PROBLEM DETAILS: Copy every record below exactly as written, but leave out the pictures.

(Source data)
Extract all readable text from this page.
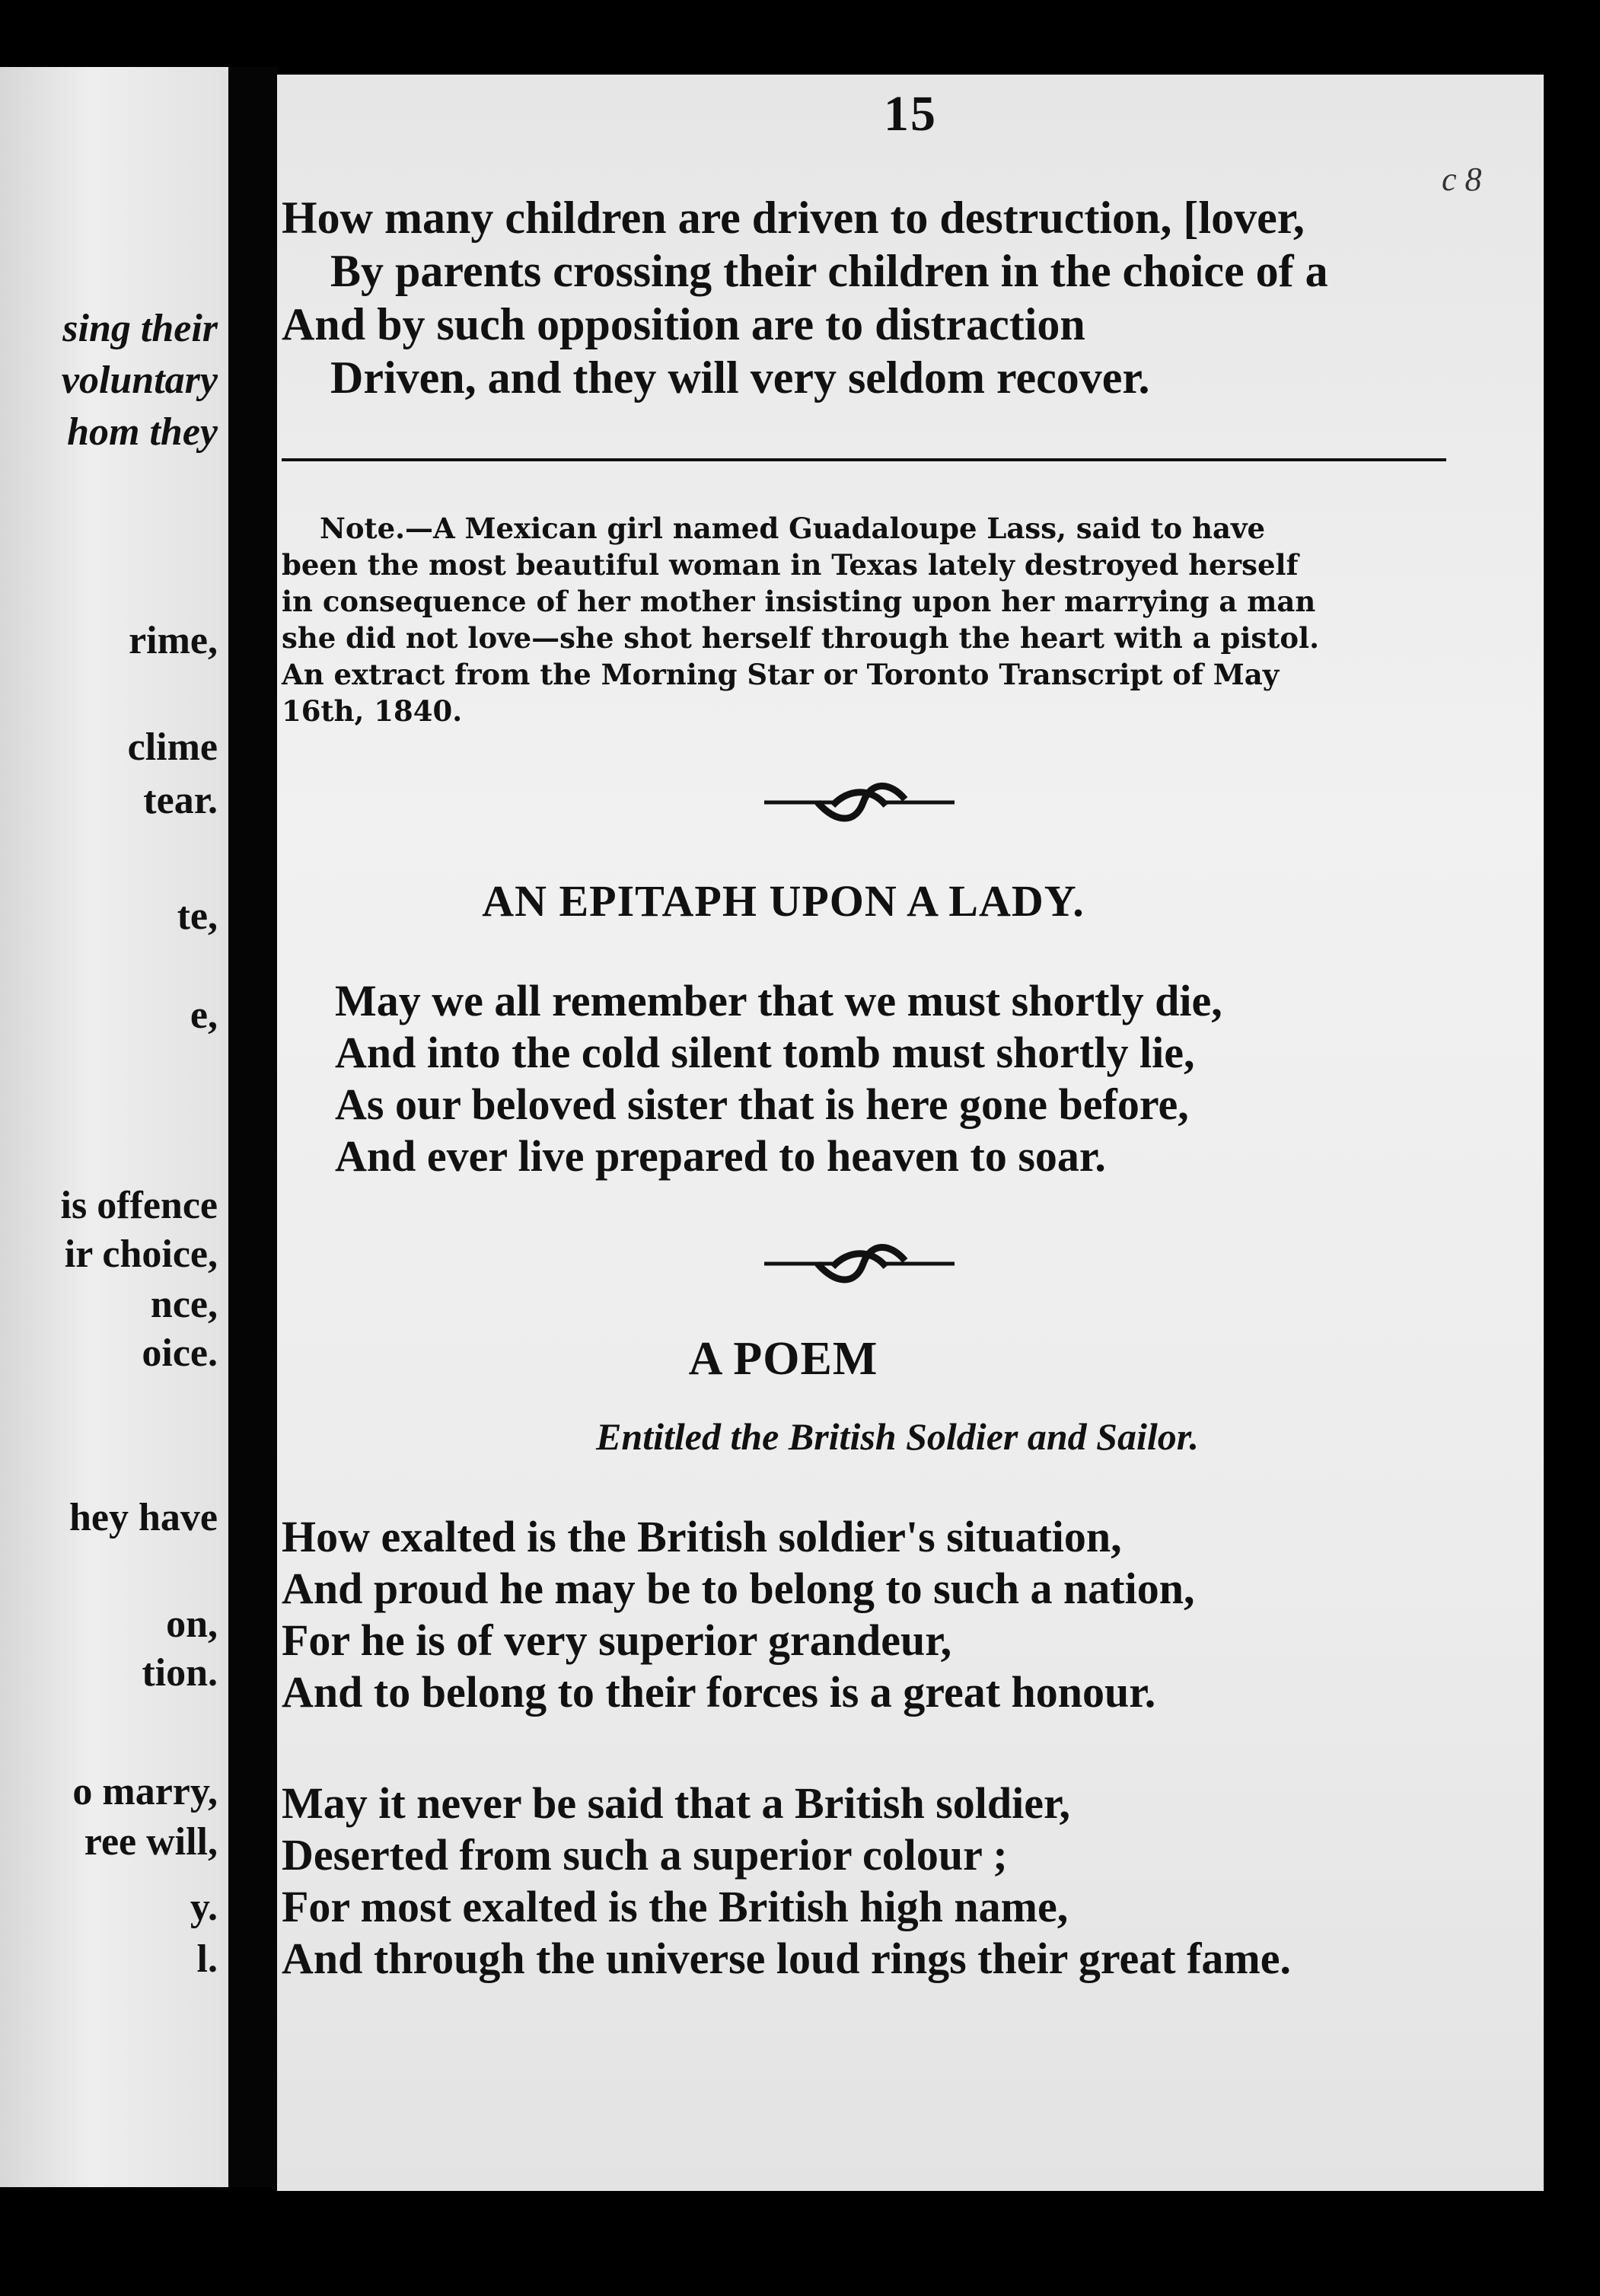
sing their
voluntary
hom they
rime,
climе
tear.
te,
e,
is offence
ir choice,
nce,
oice.
hey have
on,
tion.
o marry,
ree will,
y.
l.
15
c 8
How many children are driven to destruction, [lover,
By parents crossing their children in the choice of a
And by such opposition are to distraction
Driven, and they will very seldom recover.
Note.—A Mexican girl named Guadaloupe Lass, said to have
been the most beautiful woman in Texas lately destroyed herself
in consequence of her mother insisting upon her marrying a man
she did not love—she shot herself through the heart with a pistol.
An extract from the Morning Star or Toronto Transcript of May
16th, 1840.
AN EPITAPH UPON A LADY.
May we all remember that we must shortly die,
And into the cold silent tomb must shortly lie,
As our beloved sister that is here gone before,
And ever live prepared to heaven to soar.
A POEM
Entitled the British Soldier and Sailor.
How exalted is the British soldier's situation,
And proud he may be to belong to such a nation,
For he is of very superior grandeur,
And to belong to their forces is a great honour.
May it never be said that a British soldier,
Deserted from such a superior colour ;
For most exalted is the British high name,
And through the universe loud rings their great fame.
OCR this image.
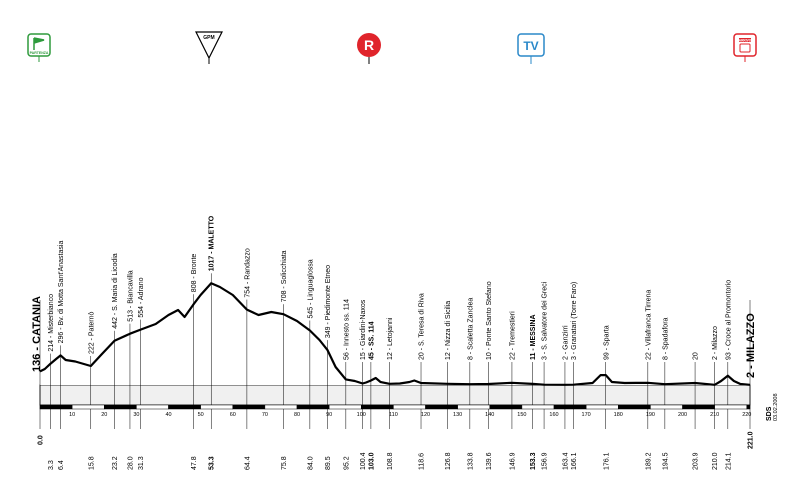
10	20	30	40	50	60	70	80	90	100	110	120	130	140	150	160	170	180	190	200	210	220
214 - Misterbianco 296 - Bv. di Motta Sant'Anastasia	222 - Paternò
442 - S. Maria di Licodia 513 - Biancavilla 554 - Adrano
808 - Bronte
1017 - MALETTO
754 - Randazzo	708 - Solicchiata	545 - Linguaglossa 349 - Piedimonte Etneo 56 - Innesto ss. 114 15 - Giardini-Naxos 45 - SS. 114 12 - Letojanni	20 - S. Teresa di Riva	12 - Nizza di Sicilia 8 - Scaletta Zanclea 10 - Ponte Santo Stefano 22 - Tremestieri 11 - MESSINA 3 - S. Salvatore dei Greci 2 - Ganzirri 3 - Granatari (Torre Faro)	99 - Sparta	22 - Villafranca Tirrena 8 - Spadafora	20 2 - Milazzo 93 - Croce al Promontorio
3.3 6.4	15.8 23.2 28.0 31.3	47.8 53.3	64.4	75.8	84.0 89.5 95.2 100.4 103.0 108.8	118.6	126.8 133.8 139.6 146.9 153.3 156.9 163.4 166.1	176.1	189.2 194.5	203.9 210.0 214.1
136 - CATANIA	2 - MILAZZO
0.0	221.0
PARTENZA
GPM	R	TV	ARRIVO
SDS 03.02.2008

THE RESULT:
Extract all readable text from this page.
sing their
voluntary
hom they
rime,
climе
tear.
te,
e,
is offence
ir choice,
nce,
oice.
hey have
on,
tion.
o marry,
ree will,
y.
l.
15
c 8
How many children are driven to destruction, [lover,
By parents crossing their children in the choice of a
And by such opposition are to distraction
Driven, and they will very seldom recover.
Note.—A Mexican girl named Guadaloupe Lass, said to have
been the most beautiful woman in Texas lately destroyed herself
in consequence of her mother insisting upon her marrying a man
she did not love—she shot herself through the heart with a pistol.
An extract from the Morning Star or Toronto Transcript of May
16th, 1840.
AN EPITAPH UPON A LADY.
May we all remember that we must shortly die,
And into the cold silent tomb must shortly lie,
As our beloved sister that is here gone before,
And ever live prepared to heaven to soar.
A POEM
Entitled the British Soldier and Sailor.
How exalted is the British soldier's situation,
And proud he may be to belong to such a nation,
For he is of very superior grandeur,
And to belong to their forces is a great honour.
May it never be said that a British soldier,
Deserted from such a superior colour ;
For most exalted is the British high name,
And through the universe loud rings their great fame.
OCR this image.
10	20	30	40	50	60	70	80	90	100	110	120	130	140	150	160	170	180	190	200	210	220
214 - Misterbianco 296 - Bv. di Motta Sant'Anastasia	222 - Paternò
442 - S. Maria di Licodia 513 - Biancavilla 554 - Adrano
808 - Bronte
1017 - MALETTO
754 - Randazzo	708 - Solicchiata	545 - Linguaglossa 349 - Piedimonte Etneo 56 - Innesto ss. 114 15 - Giardini-Naxos 45 - SS. 114 12 - Letojanni	20 - S. Teresa di Riva	12 - Nizza di Sicilia 8 - Scaletta Zanclea 10 - Ponte Santo Stefano 22 - Tremestieri 11 - MESSINA 3 - S. Salvatore dei Greci 2 - Ganzirri 3 - Granatari (Torre Faro)	99 - Sparta	22 - Villafranca Tirrena 8 - Spadafora	20 2 - Milazzo 93 - Croce al Promontorio
3.3 6.4	15.8 23.2 28.0 31.3	47.8 53.3	64.4	75.8	84.0 89.5 95.2 100.4 103.0 108.8	118.6	126.8 133.8 139.6 146.9 153.3 156.9 163.4 166.1	176.1	189.2 194.5	203.9 210.0 214.1
136 - CATANIA	2 - MILAZZO
0.0	221.0
PARTENZA
GPM	R	TV	ARRIVO
SDS 03.02.2008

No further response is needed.